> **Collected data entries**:
# # # # # # #
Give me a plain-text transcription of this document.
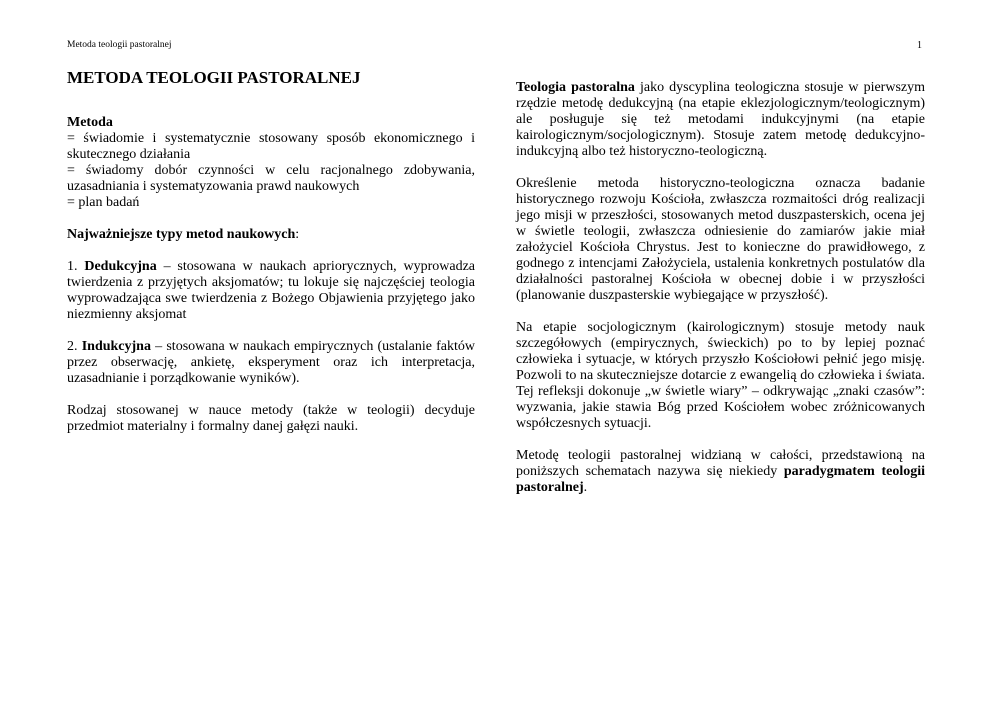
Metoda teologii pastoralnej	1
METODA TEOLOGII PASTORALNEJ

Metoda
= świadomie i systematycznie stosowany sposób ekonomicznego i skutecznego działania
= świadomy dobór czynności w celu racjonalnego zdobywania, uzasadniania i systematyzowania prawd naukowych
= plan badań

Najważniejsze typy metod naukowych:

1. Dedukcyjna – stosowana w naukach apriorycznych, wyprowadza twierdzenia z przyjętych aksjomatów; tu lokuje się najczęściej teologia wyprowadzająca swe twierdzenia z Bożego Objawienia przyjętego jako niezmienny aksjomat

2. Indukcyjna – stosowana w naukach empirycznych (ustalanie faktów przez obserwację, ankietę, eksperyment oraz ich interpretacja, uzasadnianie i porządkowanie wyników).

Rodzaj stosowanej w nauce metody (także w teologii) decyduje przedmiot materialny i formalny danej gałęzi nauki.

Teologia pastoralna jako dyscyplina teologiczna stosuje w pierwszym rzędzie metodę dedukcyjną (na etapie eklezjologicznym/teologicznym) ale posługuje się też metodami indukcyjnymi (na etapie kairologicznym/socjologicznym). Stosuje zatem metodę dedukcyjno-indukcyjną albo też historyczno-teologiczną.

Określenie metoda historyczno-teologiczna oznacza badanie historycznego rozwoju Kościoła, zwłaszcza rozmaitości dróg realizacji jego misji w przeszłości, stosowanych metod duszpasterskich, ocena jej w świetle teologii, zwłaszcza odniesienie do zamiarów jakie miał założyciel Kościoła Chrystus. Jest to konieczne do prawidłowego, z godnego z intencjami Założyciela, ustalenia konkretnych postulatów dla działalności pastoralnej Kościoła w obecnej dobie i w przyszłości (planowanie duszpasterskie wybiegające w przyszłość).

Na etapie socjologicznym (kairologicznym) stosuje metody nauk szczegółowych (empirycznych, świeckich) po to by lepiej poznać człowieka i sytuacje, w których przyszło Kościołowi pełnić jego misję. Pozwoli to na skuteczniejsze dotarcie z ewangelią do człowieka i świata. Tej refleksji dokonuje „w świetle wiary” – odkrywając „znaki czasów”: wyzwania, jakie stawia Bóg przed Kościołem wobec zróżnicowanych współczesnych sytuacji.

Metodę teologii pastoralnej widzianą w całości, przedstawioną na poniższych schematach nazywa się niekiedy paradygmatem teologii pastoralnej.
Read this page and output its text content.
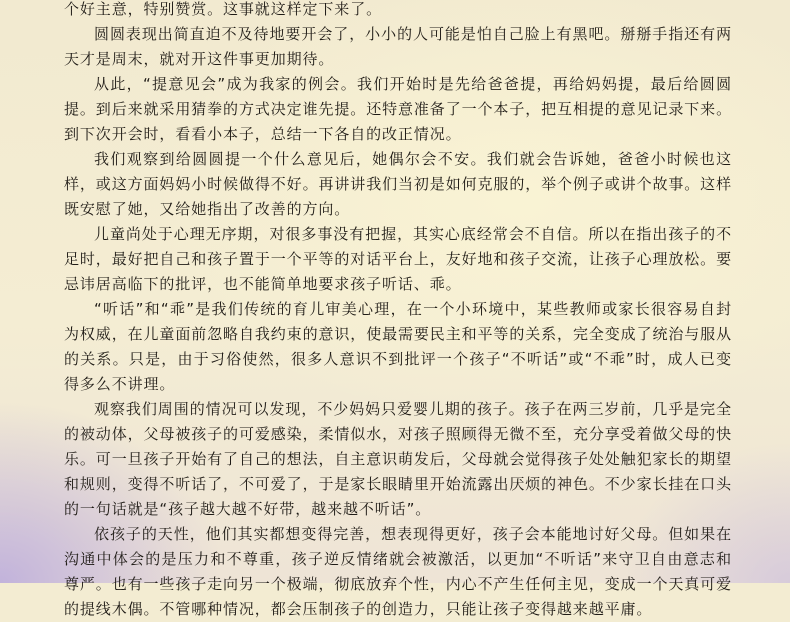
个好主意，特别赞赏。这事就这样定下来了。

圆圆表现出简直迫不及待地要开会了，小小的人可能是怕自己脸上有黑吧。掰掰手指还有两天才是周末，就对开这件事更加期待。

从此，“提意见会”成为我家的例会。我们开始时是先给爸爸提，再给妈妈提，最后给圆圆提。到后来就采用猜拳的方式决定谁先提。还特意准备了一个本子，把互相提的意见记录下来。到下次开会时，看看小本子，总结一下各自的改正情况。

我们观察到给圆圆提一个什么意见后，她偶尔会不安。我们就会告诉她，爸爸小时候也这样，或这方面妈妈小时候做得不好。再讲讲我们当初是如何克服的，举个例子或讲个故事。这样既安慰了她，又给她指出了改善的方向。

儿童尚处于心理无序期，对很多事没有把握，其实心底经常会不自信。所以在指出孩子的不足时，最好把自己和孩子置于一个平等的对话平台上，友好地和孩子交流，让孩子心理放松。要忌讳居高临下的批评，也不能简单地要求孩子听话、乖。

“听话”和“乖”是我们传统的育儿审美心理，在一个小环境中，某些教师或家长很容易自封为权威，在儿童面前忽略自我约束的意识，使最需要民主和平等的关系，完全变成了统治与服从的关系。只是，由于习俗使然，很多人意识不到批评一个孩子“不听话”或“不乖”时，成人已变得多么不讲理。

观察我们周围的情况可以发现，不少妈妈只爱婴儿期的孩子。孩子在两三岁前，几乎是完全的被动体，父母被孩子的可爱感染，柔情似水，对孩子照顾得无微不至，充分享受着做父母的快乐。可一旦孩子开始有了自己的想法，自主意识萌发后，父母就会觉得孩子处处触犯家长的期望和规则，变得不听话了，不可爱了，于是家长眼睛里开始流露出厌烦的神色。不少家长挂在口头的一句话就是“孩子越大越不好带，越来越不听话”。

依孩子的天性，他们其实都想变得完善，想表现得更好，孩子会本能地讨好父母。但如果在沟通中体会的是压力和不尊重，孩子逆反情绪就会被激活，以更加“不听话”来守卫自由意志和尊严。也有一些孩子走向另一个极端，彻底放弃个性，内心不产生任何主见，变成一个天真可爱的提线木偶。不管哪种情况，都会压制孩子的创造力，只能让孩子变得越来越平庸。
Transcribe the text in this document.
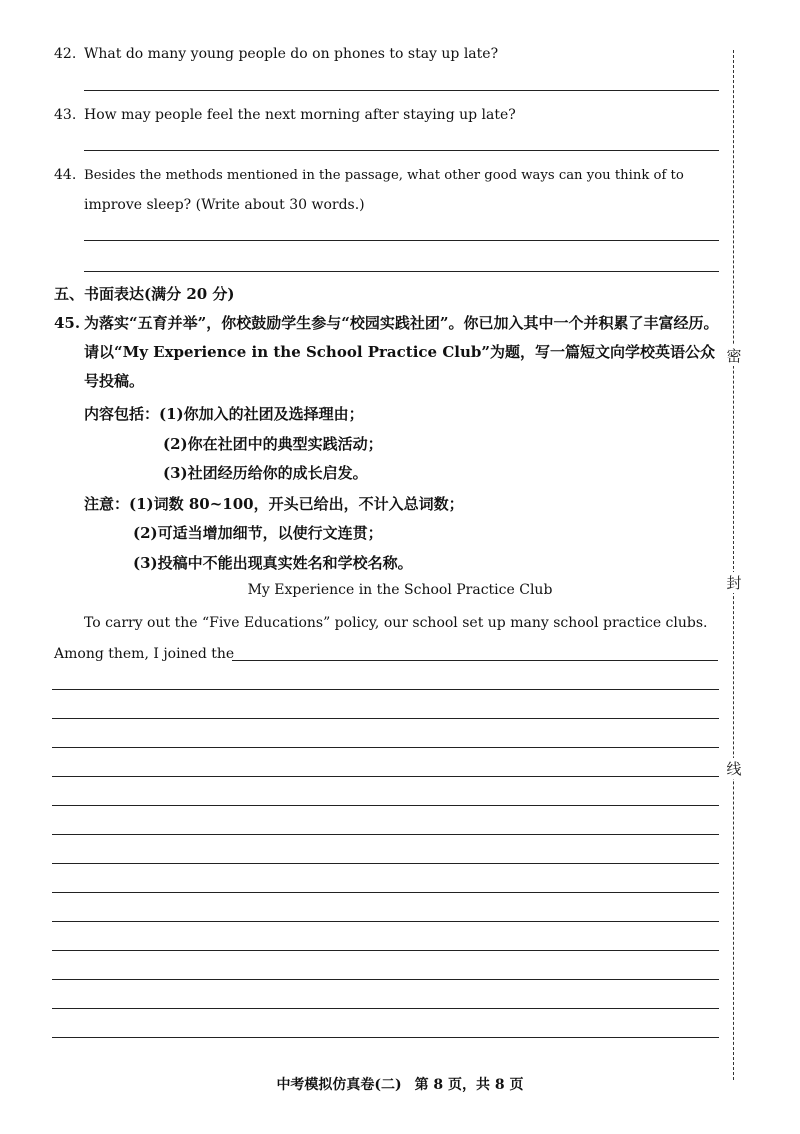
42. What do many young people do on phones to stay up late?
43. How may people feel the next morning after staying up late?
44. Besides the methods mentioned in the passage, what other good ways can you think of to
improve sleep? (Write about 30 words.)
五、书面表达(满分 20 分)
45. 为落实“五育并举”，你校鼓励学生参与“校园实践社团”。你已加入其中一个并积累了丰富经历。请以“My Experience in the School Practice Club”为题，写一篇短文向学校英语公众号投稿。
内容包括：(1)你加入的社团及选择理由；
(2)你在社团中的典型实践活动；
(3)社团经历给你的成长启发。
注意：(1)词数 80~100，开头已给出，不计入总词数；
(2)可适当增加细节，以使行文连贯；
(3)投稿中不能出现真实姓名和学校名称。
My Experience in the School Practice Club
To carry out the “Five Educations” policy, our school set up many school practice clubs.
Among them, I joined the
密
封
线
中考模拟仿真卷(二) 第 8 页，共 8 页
# # # # # # #
> **To do**: Pictures in the records above are left out; print everything else exactly as written.

> **In response**:
Give me a plain-text transcription of this document.
Metoda teologii pastoralnej	1
METODA TEOLOGII PASTORALNEJ

Metoda
= świadomie i systematycznie stosowany sposób ekonomicznego i skutecznego działania
= świadomy dobór czynności w celu racjonalnego zdobywania, uzasadniania i systematyzowania prawd naukowych
= plan badań

Najważniejsze typy metod naukowych:

1. Dedukcyjna – stosowana w naukach apriorycznych, wyprowadza twierdzenia z przyjętych aksjomatów; tu lokuje się najczęściej teologia wyprowadzająca swe twierdzenia z Bożego Objawienia przyjętego jako niezmienny aksjomat

2. Indukcyjna – stosowana w naukach empirycznych (ustalanie faktów przez obserwację, ankietę, eksperyment oraz ich interpretacja, uzasadnianie i porządkowanie wyników).

Rodzaj stosowanej w nauce metody (także w teologii) decyduje przedmiot materialny i formalny danej gałęzi nauki.

Teologia pastoralna jako dyscyplina teologiczna stosuje w pierwszym rzędzie metodę dedukcyjną (na etapie eklezjologicznym/teologicznym) ale posługuje się też metodami indukcyjnymi (na etapie kairologicznym/socjologicznym). Stosuje zatem metodę dedukcyjno-indukcyjną albo też historyczno-teologiczną.

Określenie metoda historyczno-teologiczna oznacza badanie historycznego rozwoju Kościoła, zwłaszcza rozmaitości dróg realizacji jego misji w przeszłości, stosowanych metod duszpasterskich, ocena jej w świetle teologii, zwłaszcza odniesienie do zamiarów jakie miał założyciel Kościoła Chrystus. Jest to konieczne do prawidłowego, z godnego z intencjami Założyciela, ustalenia konkretnych postulatów dla działalności pastoralnej Kościoła w obecnej dobie i w przyszłości (planowanie duszpasterskie wybiegające w przyszłość).

Na etapie socjologicznym (kairologicznym) stosuje metody nauk szczegółowych (empirycznych, świeckich) po to by lepiej poznać człowieka i sytuacje, w których przyszło Kościołowi pełnić jego misję. Pozwoli to na skuteczniejsze dotarcie z ewangelią do człowieka i świata. Tej refleksji dokonuje „w świetle wiary” – odkrywając „znaki czasów”: wyzwania, jakie stawia Bóg przed Kościołem wobec zróżnicowanych współczesnych sytuacji.

Metodę teologii pastoralnej widzianą w całości, przedstawioną na poniższych schematach nazywa się niekiedy paradygmatem teologii pastoralnej.
Read this page and output its text content.
个好主意，特别赞赏。这事就这样定下来了。

圆圆表现出简直迫不及待地要开会了，小小的人可能是怕自己脸上有黑吧。掰掰手指还有两天才是周末，就对开这件事更加期待。

从此，“提意见会”成为我家的例会。我们开始时是先给爸爸提，再给妈妈提，最后给圆圆提。到后来就采用猜拳的方式决定谁先提。还特意准备了一个本子，把互相提的意见记录下来。到下次开会时，看看小本子，总结一下各自的改正情况。

我们观察到给圆圆提一个什么意见后，她偶尔会不安。我们就会告诉她，爸爸小时候也这样，或这方面妈妈小时候做得不好。再讲讲我们当初是如何克服的，举个例子或讲个故事。这样既安慰了她，又给她指出了改善的方向。

儿童尚处于心理无序期，对很多事没有把握，其实心底经常会不自信。所以在指出孩子的不足时，最好把自己和孩子置于一个平等的对话平台上，友好地和孩子交流，让孩子心理放松。要忌讳居高临下的批评，也不能简单地要求孩子听话、乖。

“听话”和“乖”是我们传统的育儿审美心理，在一个小环境中，某些教师或家长很容易自封为权威，在儿童面前忽略自我约束的意识，使最需要民主和平等的关系，完全变成了统治与服从的关系。只是，由于习俗使然，很多人意识不到批评一个孩子“不听话”或“不乖”时，成人已变得多么不讲理。

观察我们周围的情况可以发现，不少妈妈只爱婴儿期的孩子。孩子在两三岁前，几乎是完全的被动体，父母被孩子的可爱感染，柔情似水，对孩子照顾得无微不至，充分享受着做父母的快乐。可一旦孩子开始有了自己的想法，自主意识萌发后，父母就会觉得孩子处处触犯家长的期望和规则，变得不听话了，不可爱了，于是家长眼睛里开始流露出厌烦的神色。不少家长挂在口头的一句话就是“孩子越大越不好带，越来越不听话”。

依孩子的天性，他们其实都想变得完善，想表现得更好，孩子会本能地讨好父母。但如果在沟通中体会的是压力和不尊重，孩子逆反情绪就会被激活，以更加“不听话”来守卫自由意志和尊严。也有一些孩子走向另一个极端，彻底放弃个性，内心不产生任何主见，变成一个天真可爱的提线木偶。不管哪种情况，都会压制孩子的创造力，只能让孩子变得越来越平庸。
Transcribe the text in this document.
42. What do many young people do on phones to stay up late?
43. How may people feel the next morning after staying up late?
44. Besides the methods mentioned in the passage, what other good ways can you think of to
improve sleep? (Write about 30 words.)
五、书面表达(满分 20 分)
45. 为落实“五育并举”，你校鼓励学生参与“校园实践社团”。你已加入其中一个并积累了丰富经历。请以“My Experience in the School Practice Club”为题，写一篇短文向学校英语公众号投稿。
内容包括：(1)你加入的社团及选择理由；
(2)你在社团中的典型实践活动；
(3)社团经历给你的成长启发。
注意：(1)词数 80~100，开头已给出，不计入总词数；
(2)可适当增加细节，以使行文连贯；
(3)投稿中不能出现真实姓名和学校名称。
My Experience in the School Practice Club
To carry out the “Five Educations” policy, our school set up many school practice clubs.
Among them, I joined the
密
封
线
中考模拟仿真卷(二) 第 8 页，共 8 页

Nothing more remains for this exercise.